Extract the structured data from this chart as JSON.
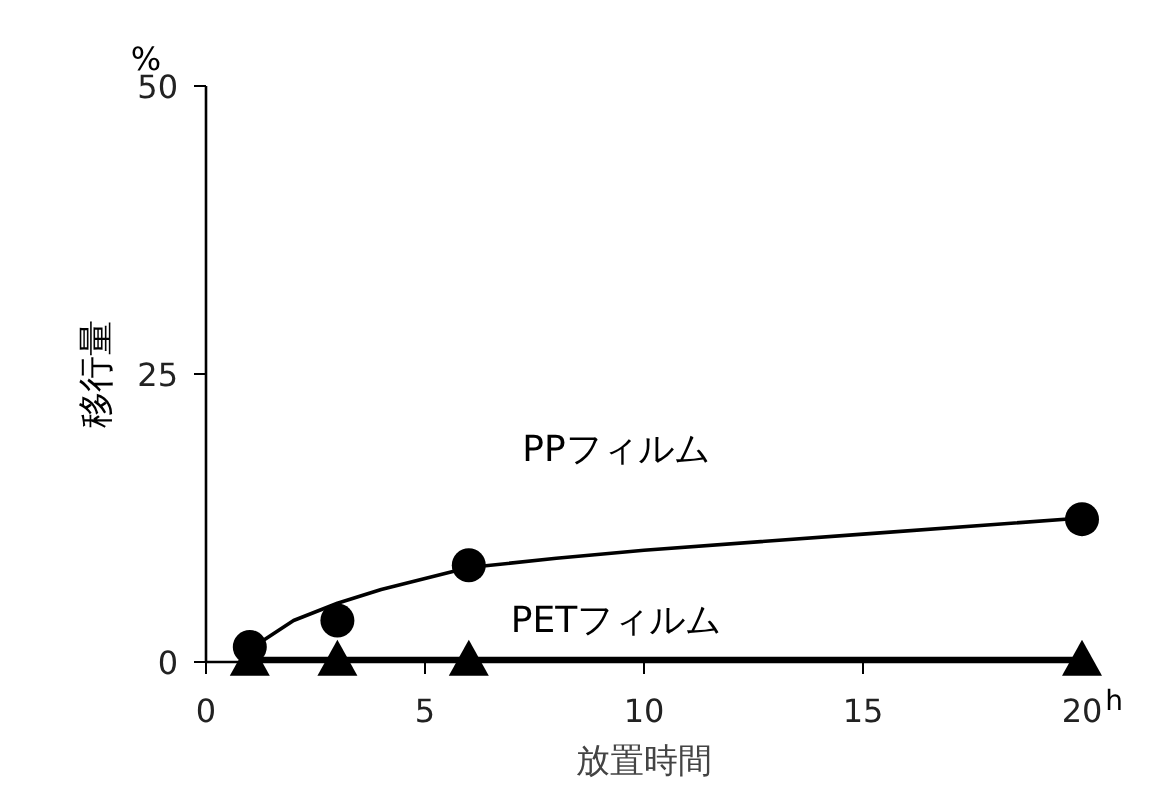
{
  "chart_data": {
    "type": "scatter",
    "xlabel": "放置時間",
    "ylabel": "移行量",
    "xlim": [
      0,
      20
    ],
    "xticks": [
      0,
      5,
      10,
      15,
      20
    ],
    "ylim": [
      0,
      50
    ],
    "yticks": [
      0,
      25,
      50
    ],
    "grid": false,
    "annotations": [
      "%",
      "h"
    ],
    "series": [
      {
        "name": "PPフィルム",
        "marker": "circle",
        "color": "#000000",
        "x": [
          1,
          3,
          6,
          20
        ],
        "values": [
          1.3,
          3.6,
          8.4,
          12.4
        ]
      },
      {
        "name": "PETフィルム",
        "marker": "triangle",
        "color": "#000000",
        "x": [
          1,
          3,
          6,
          20
        ],
        "values": [
          0.2,
          0.2,
          0.2,
          0.2
        ]
      },
      {
        "type": "line",
        "color": "#000000",
        "x": [
          1.2,
          2,
          3,
          4,
          6,
          8,
          10,
          15,
          20
        ],
        "values": [
          1.6,
          3.6,
          5.1,
          6.3,
          8.2,
          9.0,
          9.7,
          11.1,
          12.5
        ]
      },
      {
        "type": "line",
        "color": "#000000",
        "x": [
          1,
          20
        ],
        "values": [
          0.2,
          0.2
        ]
      }
    ]
  }
}
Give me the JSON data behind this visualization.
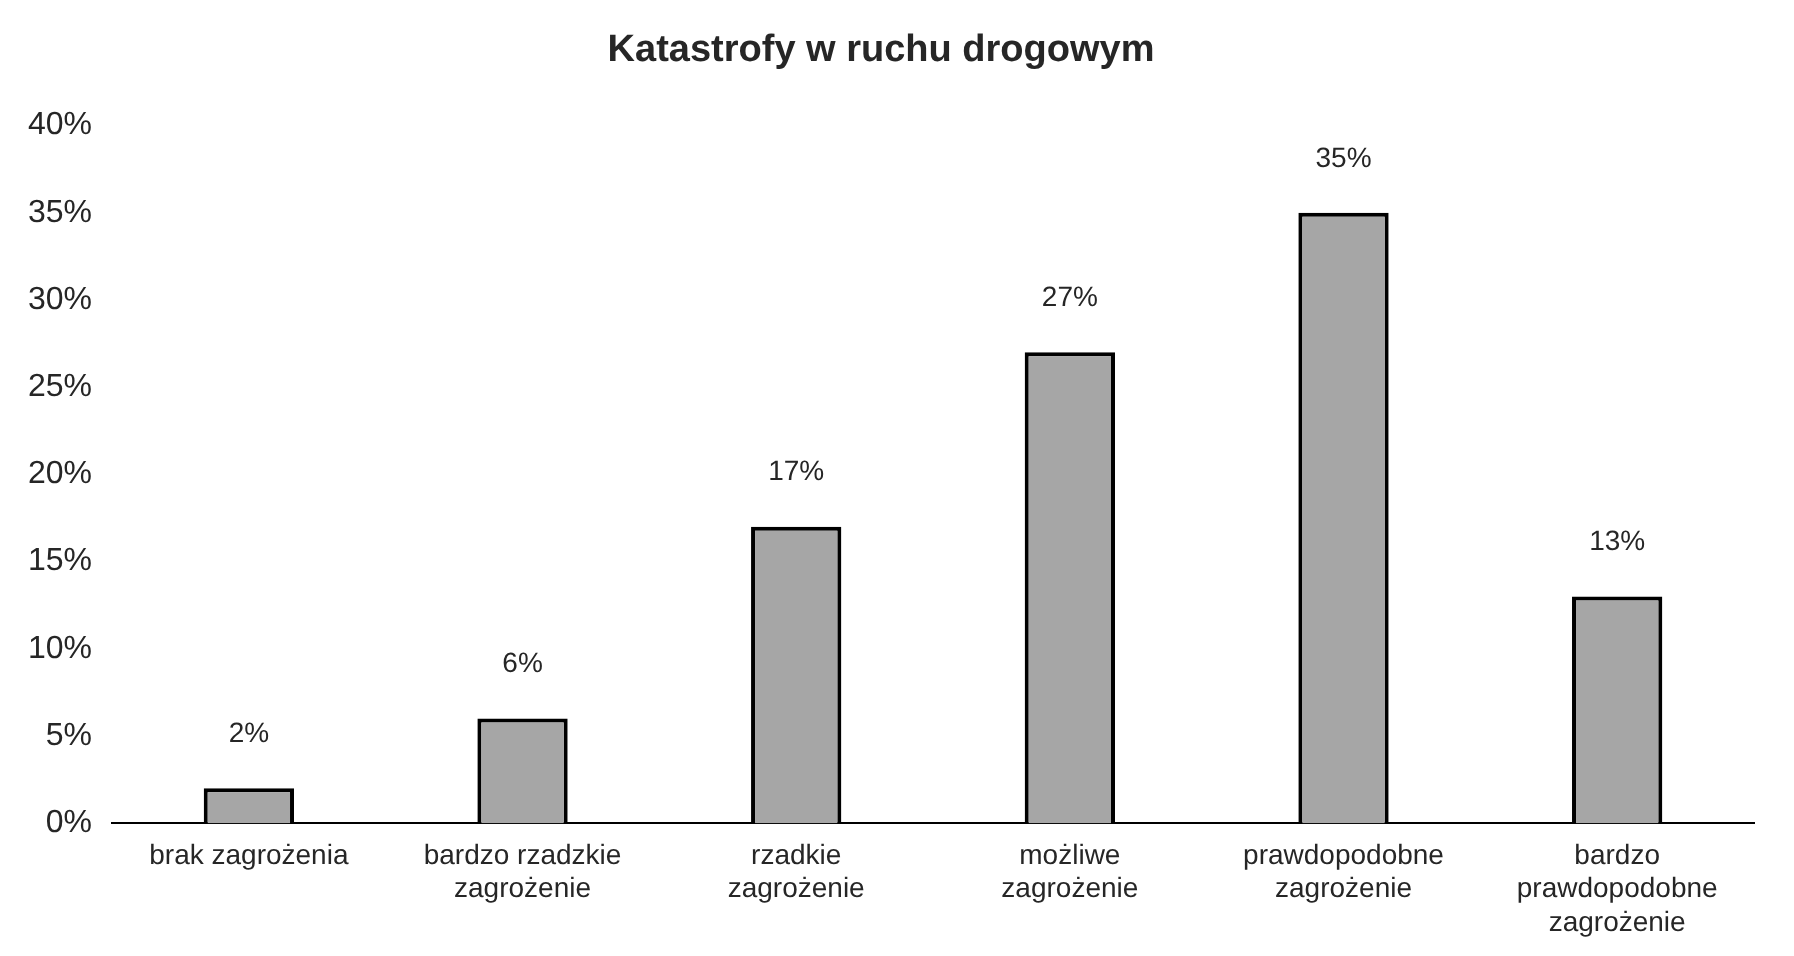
{
  "chart_data": {
    "type": "bar",
    "title": "Katastrofy w ruchu drogowym",
    "categories": [
      "brak zagrożenia",
      "bardzo rzadzkie zagrożenie",
      "rzadkie zagrożenie",
      "możliwe zagrożenie",
      "prawdopodobne zagrożenie",
      "bardzo prawdopodobne zagrożenie"
    ],
    "values": [
      2,
      6,
      17,
      27,
      35,
      13
    ],
    "value_labels": [
      "2%",
      "6%",
      "17%",
      "27%",
      "35%",
      "13%"
    ],
    "color": "#a6a6a6",
    "ylim": [
      0,
      40
    ],
    "yticks": [
      {
        "value": 0,
        "label": "0%"
      },
      {
        "value": 5,
        "label": "5%"
      },
      {
        "value": 10,
        "label": "10%"
      },
      {
        "value": 15,
        "label": "15%"
      },
      {
        "value": 20,
        "label": "20%"
      },
      {
        "value": 25,
        "label": "25%"
      },
      {
        "value": 30,
        "label": "30%"
      },
      {
        "value": 35,
        "label": "35%"
      },
      {
        "value": 40,
        "label": "40%"
      }
    ],
    "grid": false,
    "legend": false
  }
}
· · · · ·
■ Written problem:
Reproduce every line of the listing above in which the string "zagrożenie" appears.

■ Reply:
      "bardzo rzadzkie zagrożenie",
      "rzadkie zagrożenie",
      "możliwe zagrożenie",
      "prawdopodobne zagrożenie",
      "bardzo prawdopodobne zagrożenie"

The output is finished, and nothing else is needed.